=== Given text ===
The principle: container wrappers are dropped when extracting an inner element, preserved when the container itself is the imported element.

Multiple imports in one directive with one clone block are supported. The parser matches each clone declaration to its corresponding import item by name and element type; order within the clone block is not significant.

Names in the clone use the importing file's vocabulary. When a directive aliases an import (as), the clone uses the alias. Names referenced inside a clone also use the importing file's vocabulary -- no mediation between source names and importing-file names is required.

Semantics:

  • When a clone block is present, the parser MUST use its content as the authoritative declarations for the directive's scope. The referenced path is not opened during parsing.
  • When a clone block is absent, the parser MUST open the referenced path and use the source file's content as authoritative. If the path cannot be resolved, the parse fails.
  • Clone content is parsed under the importing file's xdbml: version directive, not the source file's.

Tool-mediated clone refresh: before submitting the file to a parser, tools MAY refresh clones by re-reading their referenced sources and updating clone content (and the cloned_at timestamp). Such refresh workflows are tool-defined and out of scope for this specification.

Autonomy property: a file containing clone blocks for all of its imports is fully self-contained and parses correctly without needing access to any referenced files. Authors choose per-directive whether to include a clone based on workflow needs.

Clone metadata: the directive MAY carry settings before the clone block. The only setting defined in this version is:

  • cloned_at: <timestamp> -- ISO 8601 timestamp recording when the clone was captured

This setting is informational. The parser does not act on it. Tooling MAY use it to drive drift-detection workflows. Other metadata fields (hashes, source versions, refresh policies) are reserved for future versions.

Drift detection: drift between the clone content and the current state of the referenced file is out of scope for the specification. Tools that author or refresh clones define their own policies.

Nested references within clones: when a clone is captured, it includes the directly-imported declarations only. If those declarations reference further declarations from other files, the clone does NOT recursively capture those further references. For full self-containment, the author must also import (with clone blocks) the transitively referenced declarations.
===
Written instruction 1: Update the listing from its first line through the line containing "filter-menu-button[interactable] xyxy=(990,475,1016,501)", replacing "sidebar-item-label" with "nav-item-label" and leaving everything else unchanged. Return only those lines.
=== Listed records ===
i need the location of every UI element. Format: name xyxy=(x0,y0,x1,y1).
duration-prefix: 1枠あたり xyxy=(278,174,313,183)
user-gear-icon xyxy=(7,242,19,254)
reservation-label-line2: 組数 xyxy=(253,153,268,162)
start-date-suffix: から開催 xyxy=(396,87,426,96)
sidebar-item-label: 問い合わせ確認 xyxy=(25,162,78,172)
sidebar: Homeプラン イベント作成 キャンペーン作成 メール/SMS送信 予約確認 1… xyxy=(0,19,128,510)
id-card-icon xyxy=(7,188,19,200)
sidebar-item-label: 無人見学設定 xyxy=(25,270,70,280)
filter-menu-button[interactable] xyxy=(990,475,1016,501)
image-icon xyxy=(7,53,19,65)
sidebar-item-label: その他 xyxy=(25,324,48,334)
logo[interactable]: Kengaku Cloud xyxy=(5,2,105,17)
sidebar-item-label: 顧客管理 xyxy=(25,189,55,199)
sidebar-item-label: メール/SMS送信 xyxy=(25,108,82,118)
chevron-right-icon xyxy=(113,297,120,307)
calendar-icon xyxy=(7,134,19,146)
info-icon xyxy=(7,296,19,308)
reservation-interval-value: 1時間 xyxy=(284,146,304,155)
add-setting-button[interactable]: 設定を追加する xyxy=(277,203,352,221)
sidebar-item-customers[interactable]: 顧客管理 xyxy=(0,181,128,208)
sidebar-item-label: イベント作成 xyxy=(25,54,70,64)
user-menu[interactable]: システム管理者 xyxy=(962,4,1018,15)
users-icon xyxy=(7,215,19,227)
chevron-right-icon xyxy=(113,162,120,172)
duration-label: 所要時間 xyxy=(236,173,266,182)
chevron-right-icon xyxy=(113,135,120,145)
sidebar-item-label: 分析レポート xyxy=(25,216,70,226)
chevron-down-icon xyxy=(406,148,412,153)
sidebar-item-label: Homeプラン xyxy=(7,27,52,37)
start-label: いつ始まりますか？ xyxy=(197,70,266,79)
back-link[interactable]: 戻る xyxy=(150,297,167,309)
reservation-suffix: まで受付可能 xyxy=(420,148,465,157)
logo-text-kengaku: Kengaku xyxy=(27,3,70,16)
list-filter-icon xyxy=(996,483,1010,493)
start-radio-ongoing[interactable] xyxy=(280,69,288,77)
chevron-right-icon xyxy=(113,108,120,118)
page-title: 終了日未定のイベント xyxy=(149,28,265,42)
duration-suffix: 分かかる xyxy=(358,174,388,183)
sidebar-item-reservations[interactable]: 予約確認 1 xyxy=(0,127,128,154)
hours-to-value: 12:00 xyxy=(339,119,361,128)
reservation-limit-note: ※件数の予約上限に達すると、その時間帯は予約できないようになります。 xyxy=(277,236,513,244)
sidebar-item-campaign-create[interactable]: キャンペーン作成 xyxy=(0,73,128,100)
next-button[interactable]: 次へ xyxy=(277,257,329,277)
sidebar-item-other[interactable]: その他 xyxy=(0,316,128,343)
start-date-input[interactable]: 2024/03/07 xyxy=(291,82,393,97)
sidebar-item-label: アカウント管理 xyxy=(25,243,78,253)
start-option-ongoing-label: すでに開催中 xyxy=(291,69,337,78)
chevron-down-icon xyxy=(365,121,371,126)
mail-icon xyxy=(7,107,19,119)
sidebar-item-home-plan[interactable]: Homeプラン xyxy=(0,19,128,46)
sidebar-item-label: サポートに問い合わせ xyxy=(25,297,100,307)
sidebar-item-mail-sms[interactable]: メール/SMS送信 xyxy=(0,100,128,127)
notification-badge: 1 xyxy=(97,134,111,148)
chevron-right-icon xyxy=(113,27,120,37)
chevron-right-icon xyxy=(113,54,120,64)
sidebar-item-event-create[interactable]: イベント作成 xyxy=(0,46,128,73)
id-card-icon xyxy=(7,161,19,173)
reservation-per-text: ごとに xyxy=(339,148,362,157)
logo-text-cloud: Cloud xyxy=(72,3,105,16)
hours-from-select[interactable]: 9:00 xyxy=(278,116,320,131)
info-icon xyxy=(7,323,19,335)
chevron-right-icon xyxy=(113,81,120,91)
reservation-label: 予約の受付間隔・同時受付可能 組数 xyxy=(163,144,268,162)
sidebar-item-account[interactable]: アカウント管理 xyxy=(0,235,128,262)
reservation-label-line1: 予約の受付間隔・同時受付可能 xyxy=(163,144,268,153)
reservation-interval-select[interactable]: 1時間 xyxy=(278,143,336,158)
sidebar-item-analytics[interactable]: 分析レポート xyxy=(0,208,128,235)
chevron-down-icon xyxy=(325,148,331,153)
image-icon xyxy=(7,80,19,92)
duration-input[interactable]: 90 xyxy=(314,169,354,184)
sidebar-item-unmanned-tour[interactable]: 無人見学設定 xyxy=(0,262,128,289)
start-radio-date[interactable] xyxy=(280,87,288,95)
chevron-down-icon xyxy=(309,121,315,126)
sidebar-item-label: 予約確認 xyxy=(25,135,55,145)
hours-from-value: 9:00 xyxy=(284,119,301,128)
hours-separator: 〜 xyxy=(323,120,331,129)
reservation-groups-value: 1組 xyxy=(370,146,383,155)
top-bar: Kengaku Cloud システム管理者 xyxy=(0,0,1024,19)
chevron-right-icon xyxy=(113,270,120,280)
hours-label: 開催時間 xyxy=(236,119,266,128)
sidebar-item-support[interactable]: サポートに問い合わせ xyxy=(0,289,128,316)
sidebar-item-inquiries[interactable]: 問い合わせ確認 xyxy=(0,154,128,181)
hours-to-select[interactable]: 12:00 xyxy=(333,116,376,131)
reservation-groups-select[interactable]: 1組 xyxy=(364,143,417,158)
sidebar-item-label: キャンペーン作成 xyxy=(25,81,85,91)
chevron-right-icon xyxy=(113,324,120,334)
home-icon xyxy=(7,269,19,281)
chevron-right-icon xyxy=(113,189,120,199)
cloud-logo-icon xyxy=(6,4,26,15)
===
Written instruction 2: Go on with the specification on import clone blocks, starting after its last sentence.

Final answer 1:
i need the location of every UI element. Format: name xyxy=(x0,y0,x1,y1).
duration-prefix: 1枠あたり xyxy=(278,174,313,183)
user-gear-icon xyxy=(7,242,19,254)
reservation-label-line2: 組数 xyxy=(253,153,268,162)
start-date-suffix: から開催 xyxy=(396,87,426,96)
nav-item-label: 問い合わせ確認 xyxy=(25,162,78,172)
sidebar: Homeプラン イベント作成 キャンペーン作成 メール/SMS送信 予約確認 1… xyxy=(0,19,128,510)
id-card-icon xyxy=(7,188,19,200)
nav-item-label: 無人見学設定 xyxy=(25,270,70,280)
filter-menu-button[interactable] xyxy=(990,475,1016,501)

Final answer 2:
26.7 Worked example: use vs reuse

Private internal helper (use private to importing file):

xdbml
// internal-helpers.xdbml
Type InternalAuditFields {
  created_at timestamp
  created_by varchar
}
xdbml
// orders.xdbml -- keeps the helper private
xdbml: 0.2

use { type InternalAuditFields } from './internal-helpers'

Container ordering [type: schema] {
  Entity orders {
    id          int [pk]
    audit       InternalAuditFields
    customer_id int
  }
}
xdbml
// main.xdbml
xdbml: 0.2

Project ecommerce { targets: [PostgreSQL] }

reuse * from './orders'
// 'ordering.orders' is available. 'InternalAuditFields' is NOT (orders.xdbml used it privately).

26.8 Field-level imports

Field-level imports clone a single field declaration from another file. They are useful when the importing file wants to reuse an existing field's complete definition without importing the whole entity or asking the library author to extract a Named Type.

Declaration vs placement:

Field imports are different from all other imports in one important respect: they declare a reusable shape without placing a field anywhere.

A field cannot exist on its own outside an entity. So the field import directive declares an available named field shape at file scope, and the author then uses that name as the type of a field in some entity. This makes field imports semantically similar to scalar Named Types (§14.7): the directive declares a reusable shape; the author places fields of that shape elsewhere in the file.

Field imports must appear at file scope, never inside a Container body.

Syntax:

xdbml
reuse { field core.dim_customer.email } from './conformed-dimensions'

The path follows xDBML's standard container.entity.field form. Field paths into nested structures use dot notation: field core.dim_customer.addresses.address.city.

Usage: the imported field's name (or alias) is used as the type of a field in some entity:

xdbml
reuse { field core.dim_customer.email } from './conformed-dimensions'

Container facts [type: schema] {
  Entity fact_sales {
    customer_email  email   // 'email' here is used as the type, not the field name
    customer_id     int     [ref: > core.dim_customer.id]
    amount          decimal(10,2)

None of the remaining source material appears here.